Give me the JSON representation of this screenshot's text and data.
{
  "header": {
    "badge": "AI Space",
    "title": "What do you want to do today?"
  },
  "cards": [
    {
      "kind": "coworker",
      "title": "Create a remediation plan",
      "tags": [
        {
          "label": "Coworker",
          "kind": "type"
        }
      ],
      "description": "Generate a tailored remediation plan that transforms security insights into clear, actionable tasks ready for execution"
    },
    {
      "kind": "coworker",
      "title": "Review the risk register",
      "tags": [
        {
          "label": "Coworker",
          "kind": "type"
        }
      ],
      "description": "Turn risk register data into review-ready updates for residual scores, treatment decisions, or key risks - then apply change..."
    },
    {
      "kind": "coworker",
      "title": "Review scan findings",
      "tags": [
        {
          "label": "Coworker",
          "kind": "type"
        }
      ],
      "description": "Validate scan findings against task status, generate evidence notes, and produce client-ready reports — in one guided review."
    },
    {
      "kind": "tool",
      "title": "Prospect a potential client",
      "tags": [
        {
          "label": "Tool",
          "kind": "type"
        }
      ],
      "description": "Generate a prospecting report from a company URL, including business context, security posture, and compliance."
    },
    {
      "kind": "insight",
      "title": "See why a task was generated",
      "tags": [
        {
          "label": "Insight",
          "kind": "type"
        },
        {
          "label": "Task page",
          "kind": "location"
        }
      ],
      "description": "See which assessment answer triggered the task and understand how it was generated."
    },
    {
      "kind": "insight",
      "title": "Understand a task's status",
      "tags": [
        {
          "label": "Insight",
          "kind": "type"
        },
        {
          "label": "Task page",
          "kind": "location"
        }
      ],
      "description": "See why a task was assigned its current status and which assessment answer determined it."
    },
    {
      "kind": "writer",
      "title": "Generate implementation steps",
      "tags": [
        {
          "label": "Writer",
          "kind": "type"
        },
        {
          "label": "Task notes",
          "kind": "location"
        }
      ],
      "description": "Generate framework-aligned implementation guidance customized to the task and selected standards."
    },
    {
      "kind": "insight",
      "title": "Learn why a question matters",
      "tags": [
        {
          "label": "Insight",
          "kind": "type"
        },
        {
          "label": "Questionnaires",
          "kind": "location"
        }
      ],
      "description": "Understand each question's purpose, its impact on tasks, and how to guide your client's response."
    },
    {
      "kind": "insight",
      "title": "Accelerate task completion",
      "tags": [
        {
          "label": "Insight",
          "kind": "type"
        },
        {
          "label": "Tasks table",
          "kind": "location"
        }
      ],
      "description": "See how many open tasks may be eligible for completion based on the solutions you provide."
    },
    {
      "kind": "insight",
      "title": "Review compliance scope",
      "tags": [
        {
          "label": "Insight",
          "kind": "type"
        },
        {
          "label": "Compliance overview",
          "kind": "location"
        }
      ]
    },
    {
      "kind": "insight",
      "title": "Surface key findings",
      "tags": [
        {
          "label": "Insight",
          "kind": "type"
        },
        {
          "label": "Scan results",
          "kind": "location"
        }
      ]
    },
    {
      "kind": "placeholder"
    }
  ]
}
******
WHAT IS BEING ASKED: Select every line in the records above that contains the word "client".

CORRECT OUTPUT:
      "description": "Validate scan findings against task status, generate evidence notes, and produce client-ready reports — in one guided review."
      "title": "Prospect a potential client",
      "description": "Understand each question's purpose, its impact on tasks, and how to guide your client's response."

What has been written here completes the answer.